- DIRECTIONS
Show each line of the data below that has the string "foot" in it.

- MATERIALS PROVIDED
• • • •
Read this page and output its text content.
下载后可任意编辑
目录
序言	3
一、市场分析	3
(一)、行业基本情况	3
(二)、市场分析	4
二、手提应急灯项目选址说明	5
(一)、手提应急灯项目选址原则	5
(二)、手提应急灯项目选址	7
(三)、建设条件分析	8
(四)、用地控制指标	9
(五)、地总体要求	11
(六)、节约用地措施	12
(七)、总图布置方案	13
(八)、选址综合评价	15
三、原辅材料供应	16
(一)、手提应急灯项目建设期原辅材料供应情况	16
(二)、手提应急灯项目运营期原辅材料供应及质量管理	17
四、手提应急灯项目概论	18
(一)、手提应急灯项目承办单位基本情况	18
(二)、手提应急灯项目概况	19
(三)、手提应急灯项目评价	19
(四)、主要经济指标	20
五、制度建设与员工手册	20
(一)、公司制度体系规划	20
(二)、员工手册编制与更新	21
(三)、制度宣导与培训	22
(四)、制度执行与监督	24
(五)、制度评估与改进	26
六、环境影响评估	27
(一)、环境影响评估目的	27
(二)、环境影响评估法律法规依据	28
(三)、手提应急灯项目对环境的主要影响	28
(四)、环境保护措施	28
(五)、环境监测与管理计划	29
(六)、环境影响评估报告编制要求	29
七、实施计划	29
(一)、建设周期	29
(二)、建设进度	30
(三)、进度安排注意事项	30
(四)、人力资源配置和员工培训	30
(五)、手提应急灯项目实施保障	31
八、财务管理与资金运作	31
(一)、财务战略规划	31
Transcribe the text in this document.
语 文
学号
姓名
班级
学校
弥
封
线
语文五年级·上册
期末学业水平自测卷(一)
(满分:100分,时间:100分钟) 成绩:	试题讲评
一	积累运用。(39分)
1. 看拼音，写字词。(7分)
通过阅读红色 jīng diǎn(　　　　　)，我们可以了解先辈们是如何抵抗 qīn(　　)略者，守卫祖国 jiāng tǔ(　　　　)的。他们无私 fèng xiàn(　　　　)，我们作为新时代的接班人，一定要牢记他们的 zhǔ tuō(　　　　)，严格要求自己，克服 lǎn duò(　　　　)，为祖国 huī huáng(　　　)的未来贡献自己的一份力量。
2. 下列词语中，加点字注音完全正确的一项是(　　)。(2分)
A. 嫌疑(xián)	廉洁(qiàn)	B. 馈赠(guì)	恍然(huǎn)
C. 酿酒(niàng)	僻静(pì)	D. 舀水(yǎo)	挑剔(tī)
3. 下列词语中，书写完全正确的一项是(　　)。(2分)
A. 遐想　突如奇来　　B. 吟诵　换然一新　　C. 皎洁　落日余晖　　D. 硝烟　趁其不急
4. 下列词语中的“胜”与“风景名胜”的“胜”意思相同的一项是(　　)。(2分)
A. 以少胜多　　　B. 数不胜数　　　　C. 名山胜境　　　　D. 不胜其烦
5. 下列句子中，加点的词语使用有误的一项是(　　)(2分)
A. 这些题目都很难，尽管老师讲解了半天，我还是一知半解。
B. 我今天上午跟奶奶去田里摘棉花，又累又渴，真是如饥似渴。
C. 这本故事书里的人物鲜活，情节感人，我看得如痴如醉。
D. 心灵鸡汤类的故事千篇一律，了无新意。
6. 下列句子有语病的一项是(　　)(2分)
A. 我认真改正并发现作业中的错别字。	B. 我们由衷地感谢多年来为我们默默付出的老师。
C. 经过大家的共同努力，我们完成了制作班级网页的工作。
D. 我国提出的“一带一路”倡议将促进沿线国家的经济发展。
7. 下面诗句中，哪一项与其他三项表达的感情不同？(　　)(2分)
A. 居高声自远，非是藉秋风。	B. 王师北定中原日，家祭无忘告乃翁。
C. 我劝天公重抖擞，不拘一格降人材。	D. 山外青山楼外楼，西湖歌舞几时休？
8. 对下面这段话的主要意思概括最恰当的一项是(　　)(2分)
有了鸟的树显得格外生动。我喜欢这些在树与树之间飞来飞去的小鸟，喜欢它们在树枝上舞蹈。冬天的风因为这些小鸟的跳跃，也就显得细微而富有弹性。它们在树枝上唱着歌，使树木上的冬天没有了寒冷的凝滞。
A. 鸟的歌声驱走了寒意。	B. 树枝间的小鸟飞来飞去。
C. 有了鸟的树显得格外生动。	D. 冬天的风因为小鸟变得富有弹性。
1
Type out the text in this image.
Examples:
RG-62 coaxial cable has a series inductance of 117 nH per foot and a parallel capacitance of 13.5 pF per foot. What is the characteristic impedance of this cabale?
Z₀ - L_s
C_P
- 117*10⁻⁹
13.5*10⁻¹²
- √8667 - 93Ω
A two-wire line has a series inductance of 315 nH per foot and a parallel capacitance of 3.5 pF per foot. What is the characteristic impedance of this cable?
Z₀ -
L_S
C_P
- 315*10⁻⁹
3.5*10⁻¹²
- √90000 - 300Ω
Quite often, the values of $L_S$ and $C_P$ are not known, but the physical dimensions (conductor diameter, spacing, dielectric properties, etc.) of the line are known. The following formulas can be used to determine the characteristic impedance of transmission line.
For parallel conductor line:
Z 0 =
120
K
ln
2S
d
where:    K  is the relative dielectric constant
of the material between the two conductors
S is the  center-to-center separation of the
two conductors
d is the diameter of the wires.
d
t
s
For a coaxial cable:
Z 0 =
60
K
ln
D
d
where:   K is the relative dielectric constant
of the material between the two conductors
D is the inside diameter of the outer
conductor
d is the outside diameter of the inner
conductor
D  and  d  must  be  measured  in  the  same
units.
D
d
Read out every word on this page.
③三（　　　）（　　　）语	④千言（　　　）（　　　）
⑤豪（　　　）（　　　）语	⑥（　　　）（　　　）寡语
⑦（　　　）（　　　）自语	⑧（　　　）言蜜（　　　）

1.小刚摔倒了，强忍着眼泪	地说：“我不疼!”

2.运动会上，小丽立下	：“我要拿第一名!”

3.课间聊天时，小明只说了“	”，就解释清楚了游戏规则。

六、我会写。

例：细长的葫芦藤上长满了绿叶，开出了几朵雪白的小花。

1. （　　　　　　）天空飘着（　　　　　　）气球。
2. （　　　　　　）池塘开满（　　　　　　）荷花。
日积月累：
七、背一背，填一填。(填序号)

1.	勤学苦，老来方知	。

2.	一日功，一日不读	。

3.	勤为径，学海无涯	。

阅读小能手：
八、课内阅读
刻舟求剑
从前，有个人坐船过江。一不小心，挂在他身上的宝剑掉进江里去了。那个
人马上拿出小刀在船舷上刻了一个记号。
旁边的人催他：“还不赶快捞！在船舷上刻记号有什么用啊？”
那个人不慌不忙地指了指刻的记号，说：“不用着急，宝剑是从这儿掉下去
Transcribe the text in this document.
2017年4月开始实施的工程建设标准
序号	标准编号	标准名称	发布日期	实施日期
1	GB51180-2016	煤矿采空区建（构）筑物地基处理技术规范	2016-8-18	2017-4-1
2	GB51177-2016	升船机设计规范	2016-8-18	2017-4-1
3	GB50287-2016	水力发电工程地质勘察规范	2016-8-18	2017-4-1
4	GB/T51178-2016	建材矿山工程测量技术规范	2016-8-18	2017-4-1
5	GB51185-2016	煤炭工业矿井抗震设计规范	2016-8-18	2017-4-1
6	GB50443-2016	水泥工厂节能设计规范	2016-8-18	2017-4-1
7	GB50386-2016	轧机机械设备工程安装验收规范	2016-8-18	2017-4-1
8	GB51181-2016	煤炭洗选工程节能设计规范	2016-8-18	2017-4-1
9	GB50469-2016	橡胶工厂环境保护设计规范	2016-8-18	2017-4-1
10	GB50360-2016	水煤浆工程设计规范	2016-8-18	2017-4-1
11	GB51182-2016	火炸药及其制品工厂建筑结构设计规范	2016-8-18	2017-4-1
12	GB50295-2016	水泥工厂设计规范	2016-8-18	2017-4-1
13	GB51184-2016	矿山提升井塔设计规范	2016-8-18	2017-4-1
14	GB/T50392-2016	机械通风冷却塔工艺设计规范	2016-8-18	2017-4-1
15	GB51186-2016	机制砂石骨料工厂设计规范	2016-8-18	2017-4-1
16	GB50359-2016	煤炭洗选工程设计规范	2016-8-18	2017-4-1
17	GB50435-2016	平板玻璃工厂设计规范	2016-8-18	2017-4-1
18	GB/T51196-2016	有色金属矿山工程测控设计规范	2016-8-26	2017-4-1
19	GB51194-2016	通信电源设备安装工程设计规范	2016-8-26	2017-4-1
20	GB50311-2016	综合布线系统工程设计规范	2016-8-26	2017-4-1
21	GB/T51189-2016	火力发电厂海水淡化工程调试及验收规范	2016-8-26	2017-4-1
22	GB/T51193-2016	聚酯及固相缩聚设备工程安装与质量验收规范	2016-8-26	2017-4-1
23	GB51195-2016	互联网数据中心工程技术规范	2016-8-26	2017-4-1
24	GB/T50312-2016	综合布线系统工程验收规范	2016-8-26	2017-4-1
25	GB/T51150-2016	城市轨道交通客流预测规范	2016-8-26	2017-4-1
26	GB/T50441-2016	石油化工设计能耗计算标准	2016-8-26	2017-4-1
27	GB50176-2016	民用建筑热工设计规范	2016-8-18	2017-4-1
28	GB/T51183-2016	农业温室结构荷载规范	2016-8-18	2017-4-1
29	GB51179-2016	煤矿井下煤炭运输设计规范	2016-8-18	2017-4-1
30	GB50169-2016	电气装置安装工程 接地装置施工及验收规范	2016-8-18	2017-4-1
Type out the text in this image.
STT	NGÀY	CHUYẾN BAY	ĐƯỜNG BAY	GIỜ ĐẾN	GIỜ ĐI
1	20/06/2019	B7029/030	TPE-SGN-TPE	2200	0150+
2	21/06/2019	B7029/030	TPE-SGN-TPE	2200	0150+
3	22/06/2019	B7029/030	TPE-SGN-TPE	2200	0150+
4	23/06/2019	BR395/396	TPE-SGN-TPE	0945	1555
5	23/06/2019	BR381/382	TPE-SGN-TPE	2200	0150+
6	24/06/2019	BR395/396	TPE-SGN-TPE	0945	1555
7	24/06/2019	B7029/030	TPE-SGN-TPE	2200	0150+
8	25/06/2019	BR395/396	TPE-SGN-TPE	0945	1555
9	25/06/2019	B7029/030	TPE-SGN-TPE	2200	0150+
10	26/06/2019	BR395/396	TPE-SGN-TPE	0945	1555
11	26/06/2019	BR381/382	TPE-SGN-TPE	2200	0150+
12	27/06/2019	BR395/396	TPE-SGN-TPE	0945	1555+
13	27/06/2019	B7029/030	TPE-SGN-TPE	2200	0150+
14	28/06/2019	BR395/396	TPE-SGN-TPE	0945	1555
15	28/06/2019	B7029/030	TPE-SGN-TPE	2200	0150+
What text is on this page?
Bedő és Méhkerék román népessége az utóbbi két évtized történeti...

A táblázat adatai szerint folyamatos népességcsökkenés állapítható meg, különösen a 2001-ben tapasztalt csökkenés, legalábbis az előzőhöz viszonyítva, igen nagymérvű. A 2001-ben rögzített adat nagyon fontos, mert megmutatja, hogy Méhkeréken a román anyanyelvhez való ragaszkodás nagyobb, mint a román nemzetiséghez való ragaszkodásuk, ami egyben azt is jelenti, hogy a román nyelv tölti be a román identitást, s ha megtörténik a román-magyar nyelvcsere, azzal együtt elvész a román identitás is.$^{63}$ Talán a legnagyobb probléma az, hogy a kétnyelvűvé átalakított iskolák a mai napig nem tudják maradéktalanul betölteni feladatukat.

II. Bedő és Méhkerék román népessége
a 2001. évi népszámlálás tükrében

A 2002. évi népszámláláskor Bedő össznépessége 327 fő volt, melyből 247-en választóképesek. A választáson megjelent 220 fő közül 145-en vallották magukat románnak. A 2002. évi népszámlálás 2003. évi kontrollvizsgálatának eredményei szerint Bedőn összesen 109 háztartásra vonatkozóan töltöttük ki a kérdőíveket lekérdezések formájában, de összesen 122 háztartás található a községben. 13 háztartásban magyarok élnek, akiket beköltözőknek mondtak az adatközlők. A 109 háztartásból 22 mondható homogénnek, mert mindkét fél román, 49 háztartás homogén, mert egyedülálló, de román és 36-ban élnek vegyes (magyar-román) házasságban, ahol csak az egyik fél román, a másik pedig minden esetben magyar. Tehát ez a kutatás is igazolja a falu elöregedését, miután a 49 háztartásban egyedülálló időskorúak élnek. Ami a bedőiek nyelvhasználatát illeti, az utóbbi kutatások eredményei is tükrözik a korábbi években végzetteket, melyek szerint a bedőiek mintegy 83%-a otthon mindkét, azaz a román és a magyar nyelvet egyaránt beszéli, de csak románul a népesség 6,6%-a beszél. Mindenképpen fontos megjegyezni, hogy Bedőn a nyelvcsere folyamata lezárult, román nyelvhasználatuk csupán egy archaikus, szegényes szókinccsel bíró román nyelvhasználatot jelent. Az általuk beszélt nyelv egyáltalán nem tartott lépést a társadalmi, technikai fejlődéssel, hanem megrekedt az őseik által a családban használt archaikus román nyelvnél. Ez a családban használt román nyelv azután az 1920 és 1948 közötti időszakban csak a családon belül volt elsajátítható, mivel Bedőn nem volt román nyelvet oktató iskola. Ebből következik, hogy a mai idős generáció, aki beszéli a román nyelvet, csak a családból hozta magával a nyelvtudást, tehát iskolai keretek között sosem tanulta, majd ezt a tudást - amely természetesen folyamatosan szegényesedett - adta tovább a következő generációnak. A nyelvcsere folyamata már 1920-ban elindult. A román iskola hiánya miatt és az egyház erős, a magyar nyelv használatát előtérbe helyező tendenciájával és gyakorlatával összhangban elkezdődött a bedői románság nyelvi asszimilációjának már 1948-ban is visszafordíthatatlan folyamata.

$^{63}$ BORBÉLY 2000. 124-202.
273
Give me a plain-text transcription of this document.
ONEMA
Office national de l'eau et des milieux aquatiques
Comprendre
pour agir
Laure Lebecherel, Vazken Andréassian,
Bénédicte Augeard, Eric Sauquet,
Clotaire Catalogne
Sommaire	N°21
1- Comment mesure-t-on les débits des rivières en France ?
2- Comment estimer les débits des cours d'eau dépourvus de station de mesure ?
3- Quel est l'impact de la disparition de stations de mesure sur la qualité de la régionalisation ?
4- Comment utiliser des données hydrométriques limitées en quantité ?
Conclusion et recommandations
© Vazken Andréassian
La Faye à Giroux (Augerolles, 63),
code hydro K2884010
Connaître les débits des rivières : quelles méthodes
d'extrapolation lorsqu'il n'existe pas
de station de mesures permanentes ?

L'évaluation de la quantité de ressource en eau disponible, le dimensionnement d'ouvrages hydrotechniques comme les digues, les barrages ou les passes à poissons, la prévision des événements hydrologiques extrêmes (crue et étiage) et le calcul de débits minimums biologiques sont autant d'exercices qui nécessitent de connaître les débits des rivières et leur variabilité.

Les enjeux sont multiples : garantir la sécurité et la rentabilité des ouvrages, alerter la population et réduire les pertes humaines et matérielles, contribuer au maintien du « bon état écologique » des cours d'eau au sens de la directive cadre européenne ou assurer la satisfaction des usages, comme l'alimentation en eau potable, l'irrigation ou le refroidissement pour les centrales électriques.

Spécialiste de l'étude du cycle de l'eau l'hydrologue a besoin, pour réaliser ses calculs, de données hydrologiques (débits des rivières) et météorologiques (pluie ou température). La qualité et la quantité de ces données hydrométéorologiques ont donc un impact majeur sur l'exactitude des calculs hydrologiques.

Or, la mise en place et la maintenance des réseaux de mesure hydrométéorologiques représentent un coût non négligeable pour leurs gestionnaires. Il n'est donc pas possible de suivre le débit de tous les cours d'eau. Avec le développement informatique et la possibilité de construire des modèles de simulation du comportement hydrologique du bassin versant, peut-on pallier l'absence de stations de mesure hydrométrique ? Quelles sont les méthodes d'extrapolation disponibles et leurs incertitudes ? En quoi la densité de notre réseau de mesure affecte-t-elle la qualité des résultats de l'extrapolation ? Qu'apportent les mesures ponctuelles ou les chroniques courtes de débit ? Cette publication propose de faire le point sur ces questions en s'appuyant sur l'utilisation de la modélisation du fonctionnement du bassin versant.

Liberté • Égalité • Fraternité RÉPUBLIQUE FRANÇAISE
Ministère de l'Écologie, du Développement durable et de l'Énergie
• • • •
- SOLUTION TO THIS PROBLEM
RG-62 coaxial cable has a series inductance of 117 nH per foot and a parallel capacitance of 13.5 pF per foot. What is the characteristic impedance of this cabale?
A two-wire line has a series inductance of 315 nH per foot and a parallel capacitance of 3.5 pF per foot. What is the characteristic impedance of this cable?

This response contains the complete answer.